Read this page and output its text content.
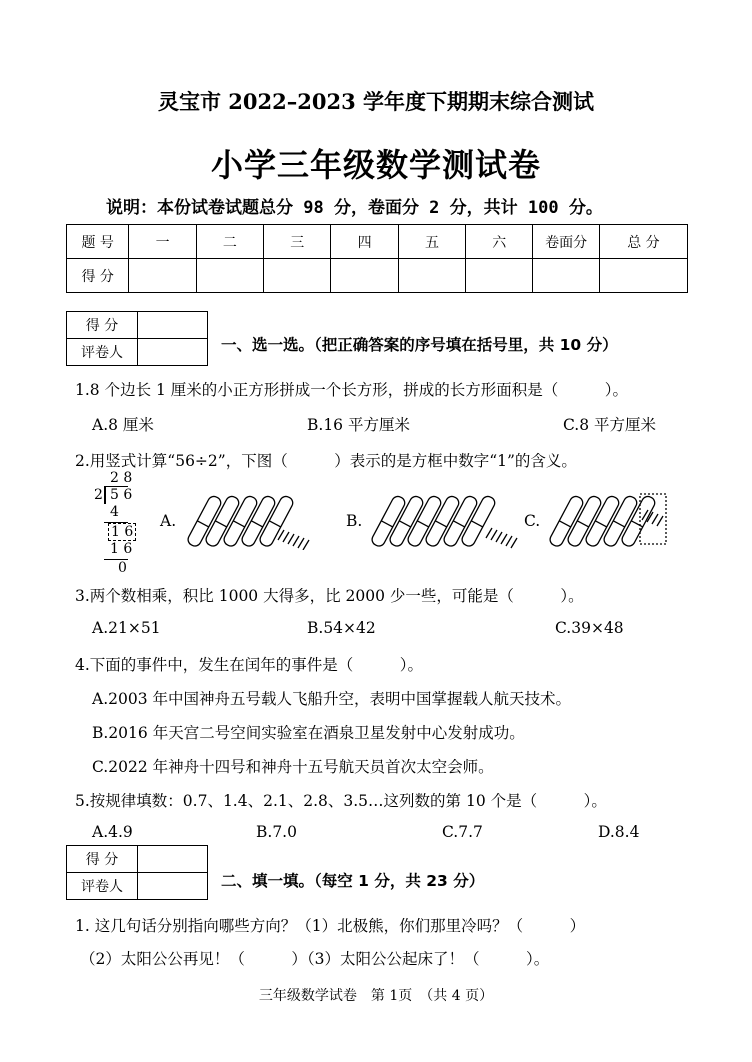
灵宝市 2022–2023 学年度下期期末综合测试
小学三年级数学测试卷
说明：本份试卷试题总分 98 分，卷面分 2 分，共计 100 分。
题 号	一	二	三	四	五	六	卷面分	总 分
得 分								
得 分	
评卷人		一、选一选。（把正确答案的序号填在括号里，共 10 分）
1.8 个边长 1 厘米的小正方形拼成一个长方形，拼成的长方形面积是（　　　）。
A.8 厘米	B.16 平方厘米	C.8 平方厘米
2.用竖式计算“56÷2”，下图（　　　）表示的是方框中数字“1”的含义。
2 8
2 5 6
4
1 6
1 6
0
A.	B.	C.
3.两个数相乘，积比 1000 大得多，比 2000 少一些，可能是（　　　）。
A.21×51	B.54×42	C.39×48
4.下面的事件中，发生在闰年的事件是（　　　）。
A.2003 年中国神舟五号载人飞船升空，表明中国掌握载人航天技术。
B.2016 年天宫二号空间实验室在酒泉卫星发射中心发射成功。
C.2022 年神舟十四号和神舟十五号航天员首次太空会师。
5.按规律填数：0.7、1.4、2.1、2.8、3.5…这列数的第 10 个是（　　　）。
A.4.9	B.7.0	C.7.7	D.8.4
得 分	
评卷人		二、填一填。（每空 1 分，共 23 分）
1. 这几句话分别指向哪些方向？（1）北极熊，你们那里冷吗？（　　　）
（2）太阳公公再见！（　　　）（3）太阳公公起床了！（　　　）。
三年级数学试卷　第 1页　（共 4 页）
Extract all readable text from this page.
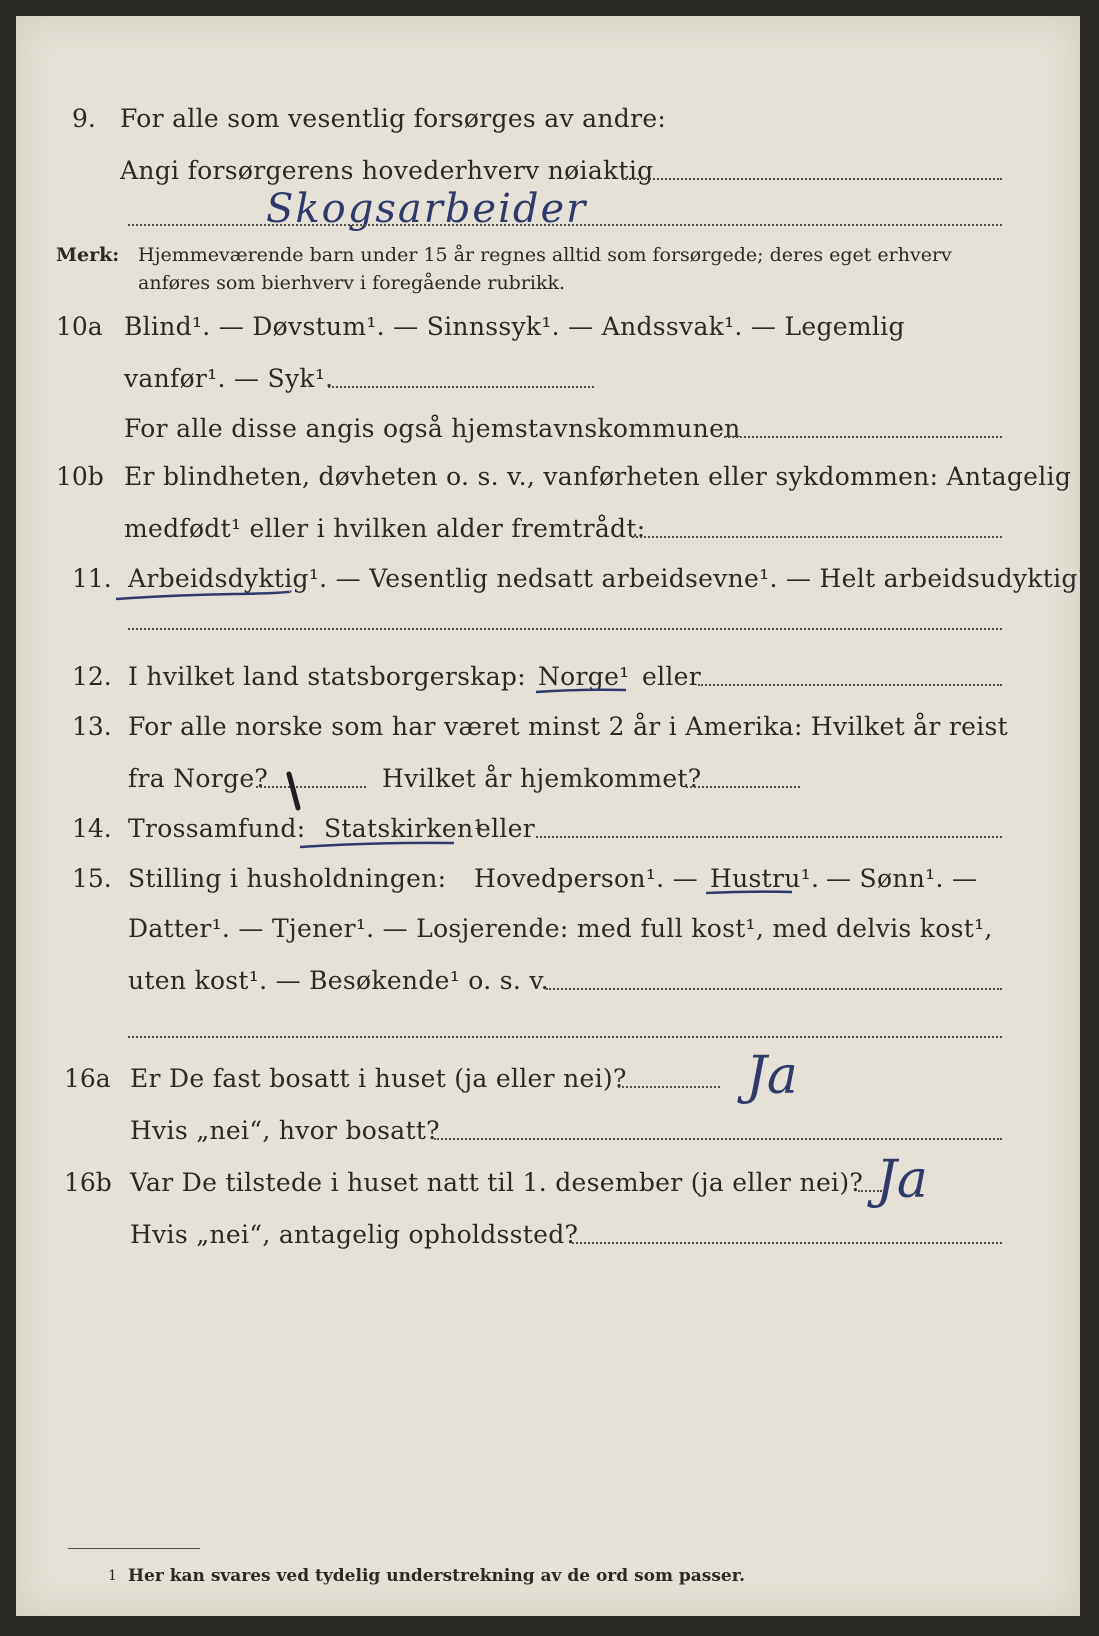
9. For alle som vesentlig forsørges av andre:
Angi forsørgerens hovederhverv nøiaktig
Skogsarbeider
Merk: Hjemmeværende barn under 15 år regnes alltid som forsørgede; deres eget erhverv
anføres som bierhverv i foregående rubrikk.
10a Blind¹. — Døvstum¹. — Sinnssyk¹. — Andssvak¹. — Legemlig
vanfør¹. — Syk¹.
For alle disse angis også hjemstavnskommunen
10b Er blindheten, døvheten o. s. v., vanførheten eller sykdommen: Antagelig
medfødt¹ eller i hvilken alder fremtrådt:
11. Arbeidsdyktig¹. — Vesentlig nedsatt arbeidsevne¹. — Helt arbeidsudyktig¹.
12. I hvilket land statsborgerskap: Norge¹ eller
13. For alle norske som har været minst 2 år i Amerika: Hvilket år reist
fra Norge?	Hvilket år hjemkommet?
14. Trossamfund: Statskirken¹
eller
15. Stilling i husholdningen: Hovedperson¹. — Hustru¹. — Sønn¹. —
Datter¹. — Tjener¹. — Losjerende: med full kost¹, med delvis kost¹,
uten kost¹. — Besøkende¹ o. s. v.
16a Er De fast bosatt i huset (ja eller nei)? Ja
Hvis „nei“, hvor bosatt?
16b Var De tilstede i huset natt til 1. desember (ja eller nei)? Ja
Hvis „nei“, antagelig opholdssted?
1 Her kan svares ved tydelig understrekning av de ord som passer.
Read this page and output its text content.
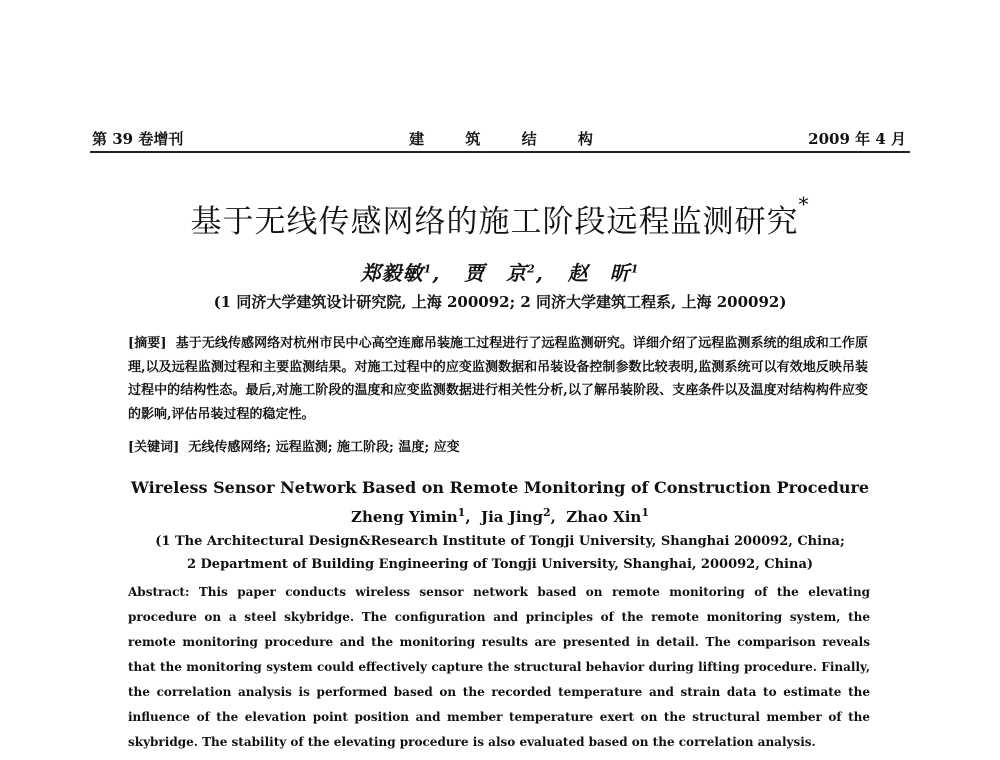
第 39 卷增刊	建 筑 结 构	2009 年 4 月
基于无线传感网络的施工阶段远程监测研究*
郑毅敏$^1$,   贾　京$^2$,   赵　昕$^1$
(1 同济大学建筑设计研究院, 上海 200092; 2 同济大学建筑工程系, 上海 200092)
[摘要] 基于无线传感网络对杭州市民中心高空连廊吊装施工过程进行了远程监测研究。详细介绍了远程监测系统的组成和工作原理,以及远程监测过程和主要监测结果。对施工过程中的应变监测数据和吊装设备控制参数比较表明,监测系统可以有效地反映吊装过程中的结构性态。最后,对施工阶段的温度和应变监测数据进行相关性分析,以了解吊装阶段、支座条件以及温度对结构构件应变的影响,评估吊装过程的稳定性。
[关键词] 无线传感网络; 远程监测; 施工阶段; 温度; 应变
Wireless Sensor Network Based on Remote Monitoring of Construction Procedure
Zheng Yimin$^1$,  Jia Jing$^2$,  Zhao Xin$^1$
(1 The Architectural Design&Research Institute of Tongji University, Shanghai 200092, China;
2 Department of Building Engineering of Tongji University, Shanghai, 200092, China)
Abstract: This paper conducts wireless sensor network based on remote monitoring of the elevating procedure on a steel skybridge. The configuration and principles of the remote monitoring system, the remote monitoring procedure and the monitoring results are presented in detail. The comparison reveals that the monitoring system could effectively capture the structural behavior during lifting procedure. Finally, the correlation analysis is performed based on the recorded temperature and strain data to estimate the influence of the elevation point position and member temperature exert on the structural member of the skybridge. The stability of the elevating procedure is also evaluated based on the correlation analysis.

────

Return the lines of the records that include the string "Hvis".

SOLUTION FOR THIS EXERCISE:
Hvis „nei“, hvor bosatt?
Hvis „nei“, antagelig opholdssted?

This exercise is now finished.